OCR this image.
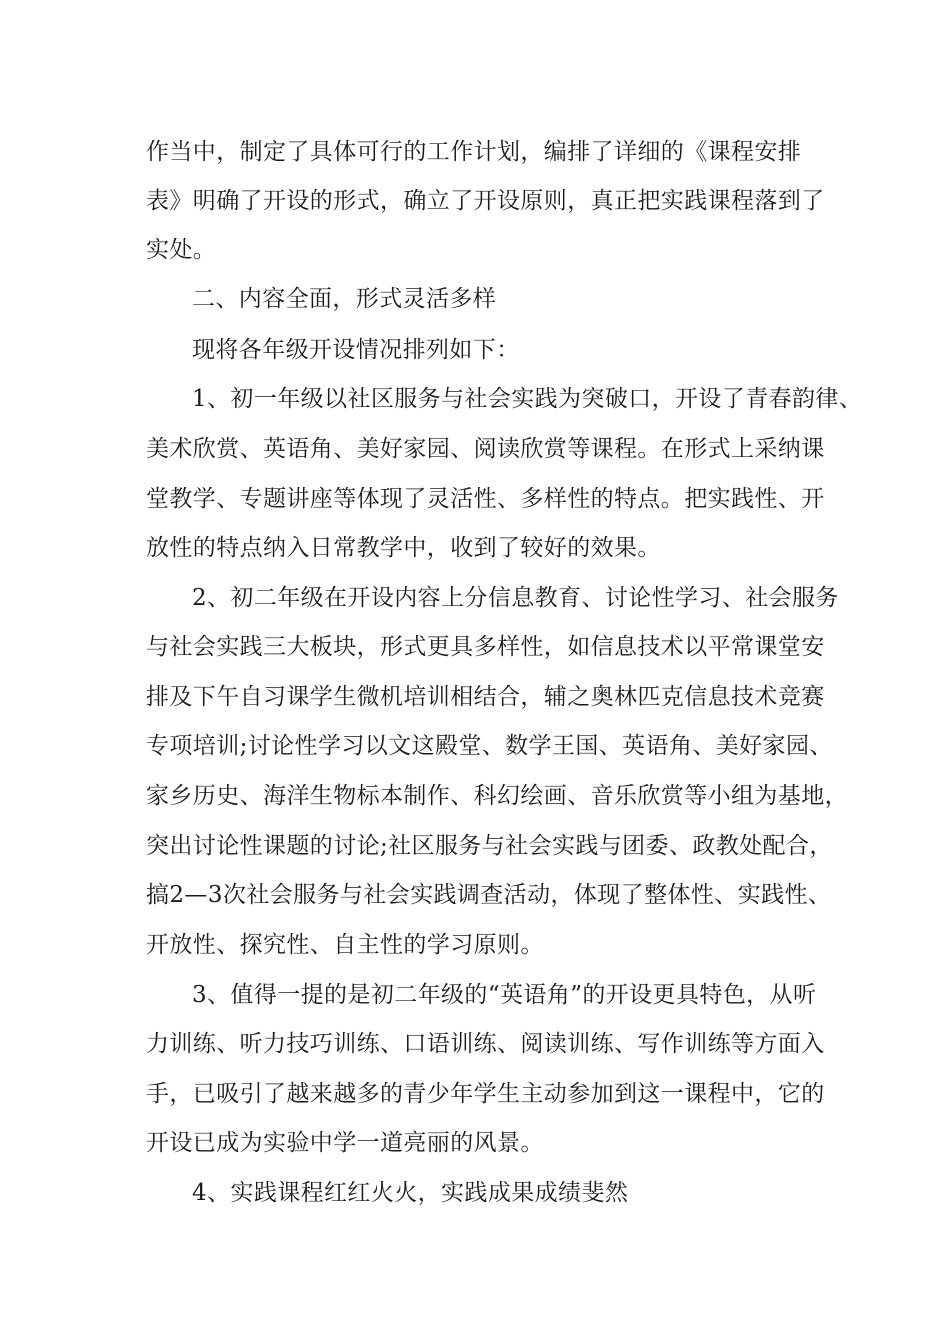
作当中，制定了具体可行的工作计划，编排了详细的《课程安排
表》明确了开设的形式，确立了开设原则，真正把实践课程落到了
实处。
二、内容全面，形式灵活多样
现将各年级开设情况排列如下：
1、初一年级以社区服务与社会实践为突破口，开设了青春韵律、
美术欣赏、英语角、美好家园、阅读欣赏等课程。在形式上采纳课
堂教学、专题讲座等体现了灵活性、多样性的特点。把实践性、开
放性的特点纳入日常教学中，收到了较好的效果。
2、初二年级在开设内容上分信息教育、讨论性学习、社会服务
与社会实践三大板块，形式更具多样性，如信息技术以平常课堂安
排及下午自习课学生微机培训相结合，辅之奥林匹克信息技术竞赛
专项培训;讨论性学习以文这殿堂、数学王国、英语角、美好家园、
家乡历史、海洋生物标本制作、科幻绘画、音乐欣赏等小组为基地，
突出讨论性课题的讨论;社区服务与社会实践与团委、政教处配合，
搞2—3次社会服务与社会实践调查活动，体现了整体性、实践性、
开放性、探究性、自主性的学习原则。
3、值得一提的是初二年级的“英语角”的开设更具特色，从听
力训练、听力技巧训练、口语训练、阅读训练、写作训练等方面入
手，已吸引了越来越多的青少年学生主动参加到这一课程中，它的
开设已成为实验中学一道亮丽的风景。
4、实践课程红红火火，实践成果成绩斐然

> [Given exercise]:
Find every line of the data that holds the string "美好家园", then say how many there are and nothing else.

> [Full output]:
2